TASK TO CARRY OUT ▸ Among these lines, how many include "papaki"? Answer only with the number.
start
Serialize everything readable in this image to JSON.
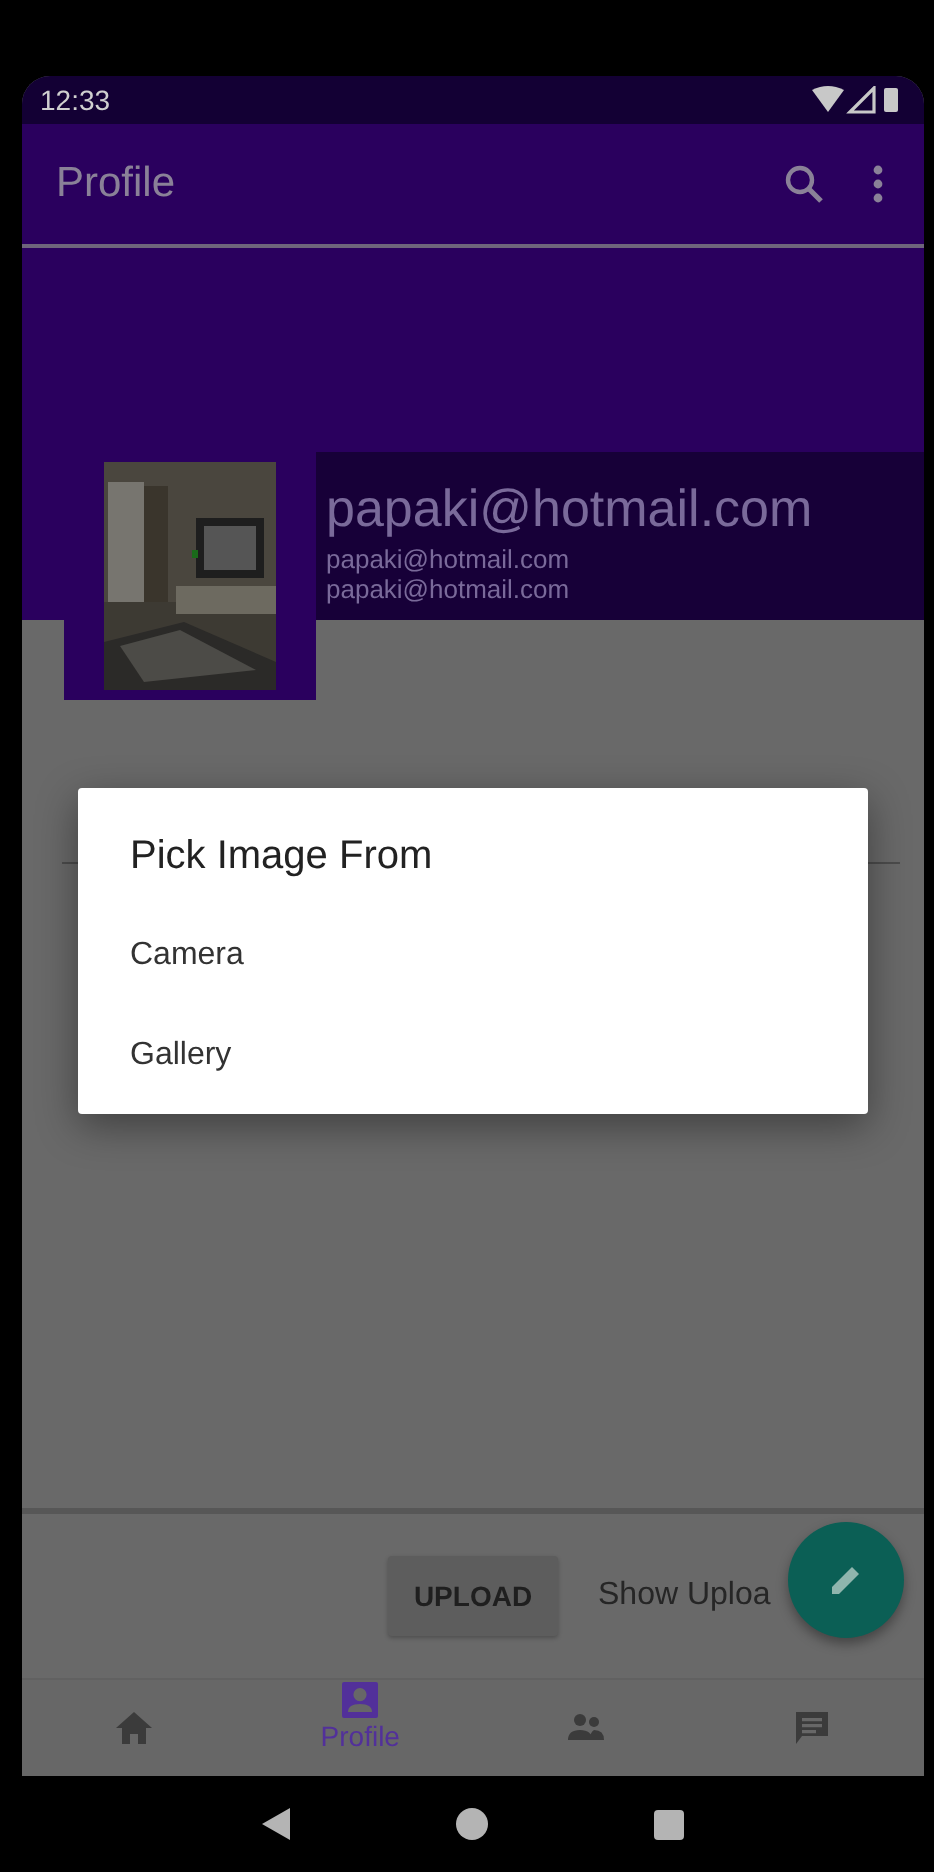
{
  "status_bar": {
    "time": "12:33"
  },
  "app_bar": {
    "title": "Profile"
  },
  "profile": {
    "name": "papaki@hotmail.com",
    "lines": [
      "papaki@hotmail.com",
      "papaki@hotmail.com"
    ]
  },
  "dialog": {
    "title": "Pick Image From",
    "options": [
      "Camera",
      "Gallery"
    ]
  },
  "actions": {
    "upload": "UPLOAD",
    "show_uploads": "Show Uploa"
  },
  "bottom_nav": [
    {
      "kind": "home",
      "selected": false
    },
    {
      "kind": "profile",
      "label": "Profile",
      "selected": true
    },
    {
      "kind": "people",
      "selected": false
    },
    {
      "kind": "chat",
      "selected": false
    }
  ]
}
end
TASK ANSWER ▸ 3